┏━━
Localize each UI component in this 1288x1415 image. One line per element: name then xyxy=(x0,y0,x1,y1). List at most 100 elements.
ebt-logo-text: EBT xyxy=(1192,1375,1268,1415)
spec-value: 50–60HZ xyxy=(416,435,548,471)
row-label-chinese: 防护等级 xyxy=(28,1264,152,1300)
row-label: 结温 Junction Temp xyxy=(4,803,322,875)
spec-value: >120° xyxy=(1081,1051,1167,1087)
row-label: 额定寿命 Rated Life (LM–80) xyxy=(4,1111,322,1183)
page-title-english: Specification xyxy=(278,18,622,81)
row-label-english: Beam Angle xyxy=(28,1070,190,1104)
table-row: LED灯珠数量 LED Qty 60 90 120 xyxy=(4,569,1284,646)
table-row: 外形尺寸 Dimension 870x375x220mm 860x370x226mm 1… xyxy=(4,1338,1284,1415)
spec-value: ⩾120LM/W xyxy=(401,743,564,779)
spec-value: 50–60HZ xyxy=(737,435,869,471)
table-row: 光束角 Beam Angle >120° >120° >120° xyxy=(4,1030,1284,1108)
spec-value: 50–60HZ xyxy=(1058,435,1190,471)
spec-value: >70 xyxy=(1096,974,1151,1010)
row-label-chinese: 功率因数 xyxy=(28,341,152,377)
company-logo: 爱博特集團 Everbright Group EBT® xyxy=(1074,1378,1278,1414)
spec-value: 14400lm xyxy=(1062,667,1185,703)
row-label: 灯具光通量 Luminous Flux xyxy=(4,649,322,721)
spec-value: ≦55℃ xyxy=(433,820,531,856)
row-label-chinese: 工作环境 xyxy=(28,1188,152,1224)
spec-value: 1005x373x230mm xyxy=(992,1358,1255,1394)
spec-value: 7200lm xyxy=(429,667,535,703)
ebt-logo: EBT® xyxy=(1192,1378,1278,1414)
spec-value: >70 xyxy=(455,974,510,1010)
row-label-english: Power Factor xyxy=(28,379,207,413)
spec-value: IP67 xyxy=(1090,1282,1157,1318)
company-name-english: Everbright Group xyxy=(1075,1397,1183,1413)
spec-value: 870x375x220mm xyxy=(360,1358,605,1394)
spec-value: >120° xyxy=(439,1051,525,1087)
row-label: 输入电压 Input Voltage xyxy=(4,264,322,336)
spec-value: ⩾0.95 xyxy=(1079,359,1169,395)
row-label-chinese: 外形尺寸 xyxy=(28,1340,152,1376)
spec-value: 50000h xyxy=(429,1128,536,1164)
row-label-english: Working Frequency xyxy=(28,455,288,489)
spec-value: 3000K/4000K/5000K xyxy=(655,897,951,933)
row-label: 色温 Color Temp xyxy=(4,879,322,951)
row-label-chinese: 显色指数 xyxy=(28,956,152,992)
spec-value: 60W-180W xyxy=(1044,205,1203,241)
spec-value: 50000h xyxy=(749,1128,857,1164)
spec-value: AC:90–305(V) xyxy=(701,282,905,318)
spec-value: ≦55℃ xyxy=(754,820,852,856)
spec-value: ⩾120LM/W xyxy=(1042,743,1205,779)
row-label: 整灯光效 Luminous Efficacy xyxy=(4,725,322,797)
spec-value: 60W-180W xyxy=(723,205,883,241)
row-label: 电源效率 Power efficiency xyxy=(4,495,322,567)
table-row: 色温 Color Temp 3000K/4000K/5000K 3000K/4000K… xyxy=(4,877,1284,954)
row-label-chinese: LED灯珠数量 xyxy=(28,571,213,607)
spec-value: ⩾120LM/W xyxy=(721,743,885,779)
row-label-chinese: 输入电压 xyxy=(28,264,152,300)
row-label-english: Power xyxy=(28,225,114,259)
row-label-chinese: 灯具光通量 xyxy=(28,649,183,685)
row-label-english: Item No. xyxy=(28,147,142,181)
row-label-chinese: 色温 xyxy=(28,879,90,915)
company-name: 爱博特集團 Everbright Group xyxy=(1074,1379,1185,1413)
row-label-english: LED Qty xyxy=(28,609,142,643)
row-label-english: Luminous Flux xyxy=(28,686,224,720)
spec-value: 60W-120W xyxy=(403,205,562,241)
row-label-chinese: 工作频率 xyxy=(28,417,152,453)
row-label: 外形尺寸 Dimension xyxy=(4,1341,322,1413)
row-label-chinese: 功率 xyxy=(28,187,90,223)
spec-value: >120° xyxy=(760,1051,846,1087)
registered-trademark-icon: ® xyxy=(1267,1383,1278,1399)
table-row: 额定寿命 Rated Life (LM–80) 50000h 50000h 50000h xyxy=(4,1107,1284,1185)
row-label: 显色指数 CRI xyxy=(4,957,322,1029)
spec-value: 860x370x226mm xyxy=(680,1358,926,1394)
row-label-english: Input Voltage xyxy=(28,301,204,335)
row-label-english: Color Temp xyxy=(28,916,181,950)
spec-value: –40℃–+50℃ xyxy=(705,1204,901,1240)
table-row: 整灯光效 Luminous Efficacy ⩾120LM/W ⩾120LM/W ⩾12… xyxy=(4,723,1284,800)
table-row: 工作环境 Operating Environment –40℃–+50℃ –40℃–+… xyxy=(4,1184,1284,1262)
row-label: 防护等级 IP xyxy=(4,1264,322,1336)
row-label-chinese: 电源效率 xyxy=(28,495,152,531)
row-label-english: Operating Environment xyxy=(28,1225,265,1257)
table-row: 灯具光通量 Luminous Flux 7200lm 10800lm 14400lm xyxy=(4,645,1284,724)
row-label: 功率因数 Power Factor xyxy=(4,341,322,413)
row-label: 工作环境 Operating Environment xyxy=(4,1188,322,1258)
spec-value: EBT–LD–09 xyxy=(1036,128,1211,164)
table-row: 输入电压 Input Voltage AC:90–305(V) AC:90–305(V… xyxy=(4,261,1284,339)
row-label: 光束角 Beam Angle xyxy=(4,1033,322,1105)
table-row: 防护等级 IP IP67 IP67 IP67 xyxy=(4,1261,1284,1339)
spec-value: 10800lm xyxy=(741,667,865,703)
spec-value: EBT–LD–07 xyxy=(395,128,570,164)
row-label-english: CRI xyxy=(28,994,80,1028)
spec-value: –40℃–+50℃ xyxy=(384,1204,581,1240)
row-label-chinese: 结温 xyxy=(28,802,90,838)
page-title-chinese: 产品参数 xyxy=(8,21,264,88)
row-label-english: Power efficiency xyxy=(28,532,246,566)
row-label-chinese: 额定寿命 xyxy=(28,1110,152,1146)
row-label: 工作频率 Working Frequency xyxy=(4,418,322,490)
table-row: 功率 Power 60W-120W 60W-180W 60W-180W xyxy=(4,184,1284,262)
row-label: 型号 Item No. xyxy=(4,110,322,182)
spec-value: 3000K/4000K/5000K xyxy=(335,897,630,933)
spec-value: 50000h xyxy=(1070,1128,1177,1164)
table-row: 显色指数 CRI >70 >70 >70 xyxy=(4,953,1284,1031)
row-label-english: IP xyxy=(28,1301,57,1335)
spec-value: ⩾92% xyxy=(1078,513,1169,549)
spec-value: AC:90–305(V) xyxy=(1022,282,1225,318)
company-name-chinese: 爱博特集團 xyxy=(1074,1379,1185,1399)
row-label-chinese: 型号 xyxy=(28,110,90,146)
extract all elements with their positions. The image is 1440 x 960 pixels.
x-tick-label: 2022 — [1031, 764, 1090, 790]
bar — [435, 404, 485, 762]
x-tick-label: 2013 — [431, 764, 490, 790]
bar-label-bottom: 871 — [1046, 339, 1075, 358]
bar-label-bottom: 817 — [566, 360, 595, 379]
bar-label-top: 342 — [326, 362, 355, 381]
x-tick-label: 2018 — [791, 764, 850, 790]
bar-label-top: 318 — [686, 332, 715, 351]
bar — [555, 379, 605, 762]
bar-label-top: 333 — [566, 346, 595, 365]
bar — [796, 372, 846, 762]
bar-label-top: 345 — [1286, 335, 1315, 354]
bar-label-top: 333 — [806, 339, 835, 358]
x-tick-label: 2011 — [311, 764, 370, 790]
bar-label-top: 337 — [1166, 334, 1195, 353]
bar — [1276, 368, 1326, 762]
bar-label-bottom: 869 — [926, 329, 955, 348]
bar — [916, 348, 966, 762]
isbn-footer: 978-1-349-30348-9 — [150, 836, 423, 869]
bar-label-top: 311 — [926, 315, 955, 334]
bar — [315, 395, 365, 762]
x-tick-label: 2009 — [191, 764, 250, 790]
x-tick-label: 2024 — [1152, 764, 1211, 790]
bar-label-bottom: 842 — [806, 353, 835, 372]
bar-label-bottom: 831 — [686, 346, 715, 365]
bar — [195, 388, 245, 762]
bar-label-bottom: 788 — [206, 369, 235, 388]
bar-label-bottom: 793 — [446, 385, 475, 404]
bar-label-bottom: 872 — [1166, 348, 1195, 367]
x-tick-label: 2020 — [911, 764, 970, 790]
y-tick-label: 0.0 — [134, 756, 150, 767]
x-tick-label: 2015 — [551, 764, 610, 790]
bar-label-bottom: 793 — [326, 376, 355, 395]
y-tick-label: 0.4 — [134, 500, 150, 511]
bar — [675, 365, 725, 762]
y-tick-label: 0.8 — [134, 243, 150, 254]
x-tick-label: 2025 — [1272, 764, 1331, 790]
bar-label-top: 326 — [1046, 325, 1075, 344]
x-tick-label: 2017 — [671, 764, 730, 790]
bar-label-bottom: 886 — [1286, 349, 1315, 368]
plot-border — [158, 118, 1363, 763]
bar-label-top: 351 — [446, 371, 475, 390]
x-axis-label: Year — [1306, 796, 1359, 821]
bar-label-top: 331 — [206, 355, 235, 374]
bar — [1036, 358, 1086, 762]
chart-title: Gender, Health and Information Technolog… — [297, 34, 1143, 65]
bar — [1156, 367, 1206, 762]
┗━━
■ **TASK INSTRUCTIONS**
Recast the records as a numbered list, from the first line through the line containing "row-label: 结温 Junction", both included, leaving out any blank lines.

■ **TASK OUTPUT**
1. Localize each UI component in this 1288x1415 image. One line per element: name then xyxy=(x0,y0,x1,y1). List at most 100 elements.
2. ebt-logo-text: EBT xyxy=(1192,1375,1268,1415)
3. spec-value: 50–60HZ xyxy=(416,435,548,471)
4. row-label-chinese: 防护等级 xyxy=(28,1264,152,1300)
5. row-label: 结温 Junction Temp xyxy=(4,803,322,875)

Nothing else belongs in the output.